Saved data entries:
____________

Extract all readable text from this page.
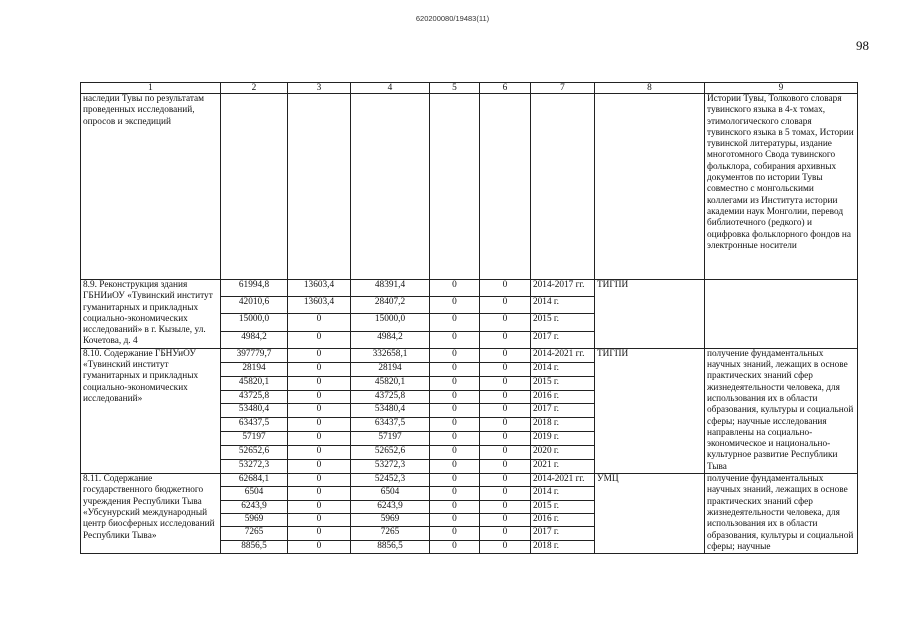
620200080/19483(11)
98
1	2	3	4	5	6	7	8	9
наследии Тувы по результатам проведенных исследований, опросов и экспедиций								Истории Тувы, Толкового словаря тувинского языка в 4-х томах, этимологического словаря тувинского языка в 5 томах, Истории тувинской литературы, издание многотомного Свода тувинского фольклора, собирания архивных документов по истории Тувы совместно с монгольскими коллегами из Института истории академии наук Монголии, перевод библиотечного (редкого) и оцифровка фольклорного фондов на электронные носители
8.9. Реконструкция здания ГБНИиОУ «Тувинский институт гуманитарных и прикладных социально-экономических исследований» в г. Кызыле, ул. Кочетова, д. 4	61994,8	13603,4	48391,4	0	0	2014-2017 гг.	ТИГПИ	
	42010,6	13603,4	28407,2	0	0	2014 г.		
	15000,0	0	15000,0	0	0	2015 г.		
	4984,2	0	4984,2	0	0	2017 г.		
8.10. Содержание ГБНУиОУ «Тувинский институт гуманитарных и прикладных социально-экономических исследований»	397779,7	0	332658,1	0	0	2014-2021 гг.	ТИГПИ	получение фундаментальных научных знаний, лежащих в основе практических знаний сфер жизнедеятельности человека, для использования их в области образования, культуры и социальной сферы; научные исследования направлены на социально-экономическое и национально-культурное развитие Республики Тыва
	28194	0	28194	0	0	2014 г.		
	45820,1	0	45820,1	0	0	2015 г.		
	43725,8	0	43725,8	0	0	2016 г.		
	53480,4	0	53480,4	0	0	2017 г.		
	63437,5	0	63437,5	0	0	2018 г.		
	57197	0	57197	0	0	2019 г.		
	52652,6	0	52652,6	0	0	2020 г.		
	53272,3	0	53272,3	0	0	2021 г.		
8.11. Содержание государственного бюджетного учреждения Республики Тыва «Убсунурский международный центр биосферных исследований Республики Тыва»	62684,1	0	52452,3	0	0	2014-2021 гг.	УМЦ	получение фундаментальных научных знаний, лежащих в основе практических знаний сфер жизнедеятельности человека, для использования их в области образования, культуры и социальной сферы; научные
	6504	0	6504	0	0	2014 г.		
	6243,9	0	6243,9	0	0	2015 г.		
	5969	0	5969	0	0	2016 г.		
	7265	0	7265	0	0	2017 г.		
	8856,5	0	8856,5	0	0	2018 г.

____________

Given problem.
Print each record exactly as it stands, leaving the images out.

Solution for this exercise.
Extract all readable text from this page.
620200080/19483(11)
98
1	2	3	4	5	6	7	8	9
наследии Тувы по результатам проведенных исследований, опросов и экспедиций								Истории Тувы, Толкового словаря тувинского языка в 4-х томах, этимологического словаря тувинского языка в 5 томах, Истории тувинской литературы, издание многотомного Свода тувинского фольклора, собирания архивных документов по истории Тувы совместно с монгольскими коллегами из Института истории академии наук Монголии, перевод библиотечного (редкого) и оцифровка фольклорного фондов на электронные носители
8.9. Реконструкция здания ГБНИиОУ «Тувинский институт гуманитарных и прикладных социально-экономических исследований» в г. Кызыле, ул. Кочетова, д. 4	61994,8	13603,4	48391,4	0	0	2014-2017 гг.	ТИГПИ	
	42010,6	13603,4	28407,2	0	0	2014 г.		
	15000,0	0	15000,0	0	0	2015 г.		
	4984,2	0	4984,2	0	0	2017 г.		
8.10. Содержание ГБНУиОУ «Тувинский институт гуманитарных и прикладных социально-экономических исследований»	397779,7	0	332658,1	0	0	2014-2021 гг.	ТИГПИ	получение фундаментальных научных знаний, лежащих в основе практических знаний сфер жизнедеятельности человека, для использования их в области образования, культуры и социальной сферы; научные исследования направлены на социально-экономическое и национально-культурное развитие Республики Тыва
	28194	0	28194	0	0	2014 г.		
	45820,1	0	45820,1	0	0	2015 г.		
	43725,8	0	43725,8	0	0	2016 г.		
	53480,4	0	53480,4	0	0	2017 г.		
	63437,5	0	63437,5	0	0	2018 г.		
	57197	0	57197	0	0	2019 г.		
	52652,6	0	52652,6	0	0	2020 г.		
	53272,3	0	53272,3	0	0	2021 г.		
8.11. Содержание государственного бюджетного учреждения Республики Тыва «Убсунурский международный центр биосферных исследований Республики Тыва»	62684,1	0	52452,3	0	0	2014-2021 гг.	УМЦ	получение фундаментальных научных знаний, лежащих в основе практических знаний сфер жизнедеятельности человека, для использования их в области образования, культуры и социальной сферы; научные
	6504	0	6504	0	0	2014 г.		
	6243,9	0	6243,9	0	0	2015 г.		
	5969	0	5969	0	0	2016 г.		
	7265	0	7265	0	0	2017 г.		
	8856,5	0	8856,5	0	0	2018 г.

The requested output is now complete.